Put the lines of the material from the line with "- data-point: [97, 373, 104, 381]" to the line with "- data-point: [341, 922, 348, 930]", both included, into a numbered list, omitting any blank lines.

(begin)

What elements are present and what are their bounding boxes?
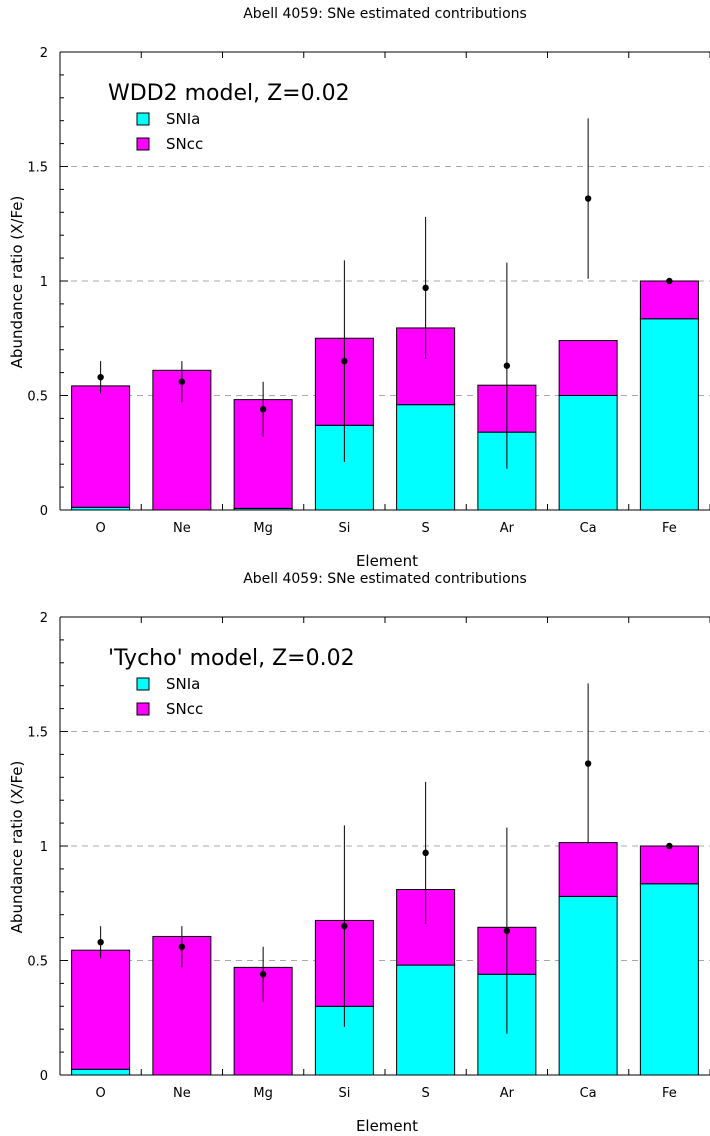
- data-point: [97, 373, 104, 381]
- y-axis-label: Abundance ratio (X/Fe): [8, 761, 26, 934]
- x-tick-label: Fe: [662, 1086, 677, 1101]
- x-tick-label: Mg: [253, 1086, 272, 1101]
- data-point: [666, 277, 673, 285]
- chart-panel-1: Abell 4059: SNe estimated contributions …: [8, 6, 710, 570]
- y-tick-label: 0.5: [27, 955, 48, 970]
- legend-swatch-sncc: [136, 702, 150, 716]
- bar-snia: [558, 895, 618, 1076]
- x-tick-label: S: [421, 521, 429, 536]
- x-tick-label: Ar: [500, 1086, 515, 1101]
- data-point: [422, 849, 429, 857]
- bar-snia: [558, 395, 618, 511]
- y-tick-label: 1.5: [27, 161, 48, 176]
- x-tick-label: Ca: [580, 1086, 597, 1101]
- data-point: [259, 971, 267, 978]
- bar-snia: [639, 318, 699, 511]
- model-annotation: WDD2 model, Z=0.02: [108, 81, 350, 106]
- y-tick-label: 2: [40, 46, 48, 61]
- bar-sncc: [71, 949, 131, 1070]
- bar-snia: [71, 1068, 131, 1076]
- legend-label-sncc: SNcc: [166, 700, 203, 718]
- x-tick-label: Ca: [580, 521, 597, 536]
- model-annotation: 'Tycho' model, Z=0.02: [108, 646, 355, 671]
- legend-label-snia: SNIa: [166, 675, 200, 693]
- x-axis-label: Element: [356, 552, 418, 570]
- x-axis-label: Element: [356, 1117, 418, 1135]
- chart-panel-2: Abell 4059: SNe estimated contributions …: [8, 571, 710, 1135]
- legend-swatch-snia: [136, 677, 150, 691]
- data-point: [341, 922, 348, 930]
- data-point: [178, 378, 186, 385]
- x-tick-label: Fe: [662, 521, 677, 536]
- data-point: [178, 943, 186, 950]
- y-tick-label: 0: [40, 1069, 48, 1084]
- bar-sncc: [558, 842, 618, 897]
- bar-sncc: [639, 280, 699, 320]
- data-point: [584, 760, 592, 767]
- bar-snia: [396, 964, 456, 1076]
- legend-label-sncc: SNcc: [166, 135, 203, 153]
- y-tick-label: 0.5: [27, 390, 48, 405]
- data-point: [666, 842, 673, 850]
- data-point: [503, 927, 511, 934]
- y-tick-label: 1.5: [27, 726, 48, 741]
- y-tick-label: 2: [40, 611, 48, 626]
- legend-swatch-snia: [136, 112, 150, 126]
- x-tick-label: O: [96, 521, 106, 536]
- bar-sncc: [71, 385, 131, 508]
- y-tick-label: 1: [40, 840, 48, 855]
- x-tick-label: Ar: [500, 521, 515, 536]
- data-point: [341, 357, 348, 365]
- y-tick-label: 1: [40, 275, 48, 290]
- chart-title: Abell 4059: SNe estimated contributions: [243, 571, 527, 587]
- bar-sncc: [558, 340, 618, 397]
- data-point: [259, 406, 267, 413]
- x-tick-label: O: [96, 1086, 106, 1101]
- y-tick-label: 0: [40, 504, 48, 519]
- data-point: [422, 284, 429, 292]
- x-tick-label: Mg: [253, 521, 272, 536]
- bar-sncc: [639, 845, 699, 885]
- bar-snia: [639, 883, 699, 1076]
- x-tick-label: S: [421, 1086, 429, 1101]
- data-point: [503, 362, 511, 369]
- bar-snia: [396, 404, 456, 511]
- data-point: [97, 938, 104, 946]
- legend-swatch-sncc: [136, 137, 150, 151]
- x-tick-label: Ne: [173, 1086, 191, 1101]
- x-tick-label: Ne: [173, 521, 191, 536]
- x-tick-label: Si: [338, 521, 350, 536]
- x-tick-label: Si: [338, 1086, 350, 1101]
- chart-title: Abell 4059: SNe estimated contributions: [243, 6, 527, 22]
- y-axis-label: Abundance ratio (X/Fe): [8, 196, 26, 369]
- data-point: [584, 195, 592, 202]
- legend-label-snia: SNIa: [166, 110, 200, 128]
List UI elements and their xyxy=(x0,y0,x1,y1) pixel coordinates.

(end)

◆ Exercise output:
1. - data-point: [97, 373, 104, 381]
2. - y-axis-label: Abundance ratio (X/Fe): [8, 761, 26, 934]
3. - x-tick-label: Fe: [662, 1086, 677, 1101]
4. - x-tick-label: Mg: [253, 1086, 272, 1101]
5. - data-point: [666, 277, 673, 285]
6. - chart-panel-1: Abell 4059: SNe estimated contributions …: [8, 6, 710, 570]
7. - y-tick-label: 0.5: [27, 955, 48, 970]
8. - legend-swatch-sncc: [136, 702, 150, 716]
9. - bar-snia: [558, 895, 618, 1076]
10. - x-tick-label: S: [421, 521, 429, 536]
11. - x-tick-label: Ar: [500, 1086, 515, 1101]
12. - data-point: [422, 849, 429, 857]
13. - bar-snia: [558, 395, 618, 511]
14. - y-tick-label: 1.5: [27, 161, 48, 176]
15. - x-tick-label: Ca: [580, 1086, 597, 1101]
16. - data-point: [259, 971, 267, 978]
17. - bar-snia: [639, 318, 699, 511]
18. - model-annotation: WDD2 model, Z=0.02: [108, 81, 350, 106]
19. - y-tick-label: 2: [40, 46, 48, 61]
20. - bar-sncc: [71, 949, 131, 1070]
21. - bar-snia: [71, 1068, 131, 1076]
22. - legend-label-sncc: SNcc: [166, 700, 203, 718]
23. - x-tick-label: Ca: [580, 521, 597, 536]
24. - model-annotation: 'Tycho' model, Z=0.02: [108, 646, 355, 671]
25. - legend-label-snia: SNIa: [166, 675, 200, 693]
26. - x-axis-label: Element: [356, 552, 418, 570]
27. - x-axis-label: Element: [356, 1117, 418, 1135]
28. - chart-panel-2: Abell 4059: SNe estimated contributions …: [8, 571, 710, 1135]
29. - legend-swatch-snia: [136, 677, 150, 691]
30. - data-point: [341, 922, 348, 930]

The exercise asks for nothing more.